- **YOUR OBJECTIVE**:
Locate every line in the records below that contains the word "Ground", and copy each one.

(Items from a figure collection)
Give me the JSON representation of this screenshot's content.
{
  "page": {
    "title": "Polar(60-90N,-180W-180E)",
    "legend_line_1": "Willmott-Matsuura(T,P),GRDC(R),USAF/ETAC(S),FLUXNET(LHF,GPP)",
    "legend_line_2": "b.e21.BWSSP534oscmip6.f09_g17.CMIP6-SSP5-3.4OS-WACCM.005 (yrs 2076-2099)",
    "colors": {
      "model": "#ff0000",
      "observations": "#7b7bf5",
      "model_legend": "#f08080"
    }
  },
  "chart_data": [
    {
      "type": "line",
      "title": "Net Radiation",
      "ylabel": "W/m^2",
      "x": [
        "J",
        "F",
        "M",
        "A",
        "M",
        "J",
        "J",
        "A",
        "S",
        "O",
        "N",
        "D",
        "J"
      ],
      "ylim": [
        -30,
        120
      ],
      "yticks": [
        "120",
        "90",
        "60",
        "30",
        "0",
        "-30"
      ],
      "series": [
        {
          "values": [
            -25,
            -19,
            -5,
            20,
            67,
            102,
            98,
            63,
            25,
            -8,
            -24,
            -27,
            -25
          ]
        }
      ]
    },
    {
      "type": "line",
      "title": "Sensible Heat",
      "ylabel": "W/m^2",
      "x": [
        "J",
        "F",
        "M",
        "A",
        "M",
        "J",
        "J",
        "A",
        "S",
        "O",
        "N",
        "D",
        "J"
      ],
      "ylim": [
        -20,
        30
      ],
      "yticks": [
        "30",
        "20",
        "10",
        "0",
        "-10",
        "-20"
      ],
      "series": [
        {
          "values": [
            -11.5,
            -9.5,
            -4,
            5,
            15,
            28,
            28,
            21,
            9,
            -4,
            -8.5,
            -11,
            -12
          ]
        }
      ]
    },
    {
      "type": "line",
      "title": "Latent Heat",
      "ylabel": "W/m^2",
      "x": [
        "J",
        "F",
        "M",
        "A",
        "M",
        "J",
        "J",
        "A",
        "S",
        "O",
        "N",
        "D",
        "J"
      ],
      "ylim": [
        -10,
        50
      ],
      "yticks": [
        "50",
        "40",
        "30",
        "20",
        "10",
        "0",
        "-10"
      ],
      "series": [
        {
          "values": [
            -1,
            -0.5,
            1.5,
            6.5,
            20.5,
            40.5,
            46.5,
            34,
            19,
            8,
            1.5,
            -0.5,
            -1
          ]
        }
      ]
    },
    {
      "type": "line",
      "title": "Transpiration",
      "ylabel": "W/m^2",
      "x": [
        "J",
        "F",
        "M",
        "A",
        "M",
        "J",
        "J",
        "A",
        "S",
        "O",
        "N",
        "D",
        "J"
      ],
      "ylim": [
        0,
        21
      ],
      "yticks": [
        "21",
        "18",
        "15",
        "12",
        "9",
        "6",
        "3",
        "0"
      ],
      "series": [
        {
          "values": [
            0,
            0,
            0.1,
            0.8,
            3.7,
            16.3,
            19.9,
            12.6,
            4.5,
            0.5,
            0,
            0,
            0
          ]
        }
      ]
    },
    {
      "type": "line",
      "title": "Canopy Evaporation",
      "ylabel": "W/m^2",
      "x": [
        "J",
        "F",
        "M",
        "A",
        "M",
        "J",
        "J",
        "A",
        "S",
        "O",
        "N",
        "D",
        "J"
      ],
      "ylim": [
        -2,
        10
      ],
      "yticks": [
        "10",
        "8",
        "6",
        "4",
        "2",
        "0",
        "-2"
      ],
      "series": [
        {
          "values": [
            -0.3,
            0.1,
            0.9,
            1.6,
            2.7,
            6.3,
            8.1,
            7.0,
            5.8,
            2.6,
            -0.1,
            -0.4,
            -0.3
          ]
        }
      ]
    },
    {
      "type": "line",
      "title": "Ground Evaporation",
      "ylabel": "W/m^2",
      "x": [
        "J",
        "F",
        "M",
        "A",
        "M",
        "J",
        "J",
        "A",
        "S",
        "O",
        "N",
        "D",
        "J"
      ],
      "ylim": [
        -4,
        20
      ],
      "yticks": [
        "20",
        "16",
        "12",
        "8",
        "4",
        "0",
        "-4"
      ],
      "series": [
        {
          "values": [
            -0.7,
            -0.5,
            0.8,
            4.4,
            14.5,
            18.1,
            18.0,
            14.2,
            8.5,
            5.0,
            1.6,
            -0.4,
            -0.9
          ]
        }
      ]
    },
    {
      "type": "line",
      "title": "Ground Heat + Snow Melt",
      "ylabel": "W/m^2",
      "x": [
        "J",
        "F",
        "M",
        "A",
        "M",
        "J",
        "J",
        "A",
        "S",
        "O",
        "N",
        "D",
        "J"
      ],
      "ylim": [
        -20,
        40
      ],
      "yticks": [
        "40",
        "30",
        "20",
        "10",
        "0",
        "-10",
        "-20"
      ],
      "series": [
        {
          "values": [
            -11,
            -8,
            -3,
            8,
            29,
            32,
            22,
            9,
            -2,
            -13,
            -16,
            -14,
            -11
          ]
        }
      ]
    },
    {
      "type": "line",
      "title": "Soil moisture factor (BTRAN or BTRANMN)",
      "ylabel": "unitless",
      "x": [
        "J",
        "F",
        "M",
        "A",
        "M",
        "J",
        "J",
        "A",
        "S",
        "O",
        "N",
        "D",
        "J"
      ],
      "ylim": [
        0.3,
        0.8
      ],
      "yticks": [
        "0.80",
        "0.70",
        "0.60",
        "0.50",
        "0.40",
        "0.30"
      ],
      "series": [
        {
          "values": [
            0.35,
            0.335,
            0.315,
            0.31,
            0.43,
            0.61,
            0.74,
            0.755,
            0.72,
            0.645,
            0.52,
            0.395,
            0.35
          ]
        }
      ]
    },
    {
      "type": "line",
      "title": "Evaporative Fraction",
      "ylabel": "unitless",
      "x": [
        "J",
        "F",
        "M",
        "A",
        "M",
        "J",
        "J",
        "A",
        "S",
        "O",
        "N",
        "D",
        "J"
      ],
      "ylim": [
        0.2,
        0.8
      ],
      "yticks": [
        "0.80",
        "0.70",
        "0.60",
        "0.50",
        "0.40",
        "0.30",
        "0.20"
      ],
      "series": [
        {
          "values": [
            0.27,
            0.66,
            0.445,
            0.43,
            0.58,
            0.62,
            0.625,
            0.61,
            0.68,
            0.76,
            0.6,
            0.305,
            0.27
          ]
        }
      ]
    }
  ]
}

- **ANSWER TO THE EXERCISE**:
      "title": "Ground Evaporation",
      "title": "Ground Heat + Snow Melt",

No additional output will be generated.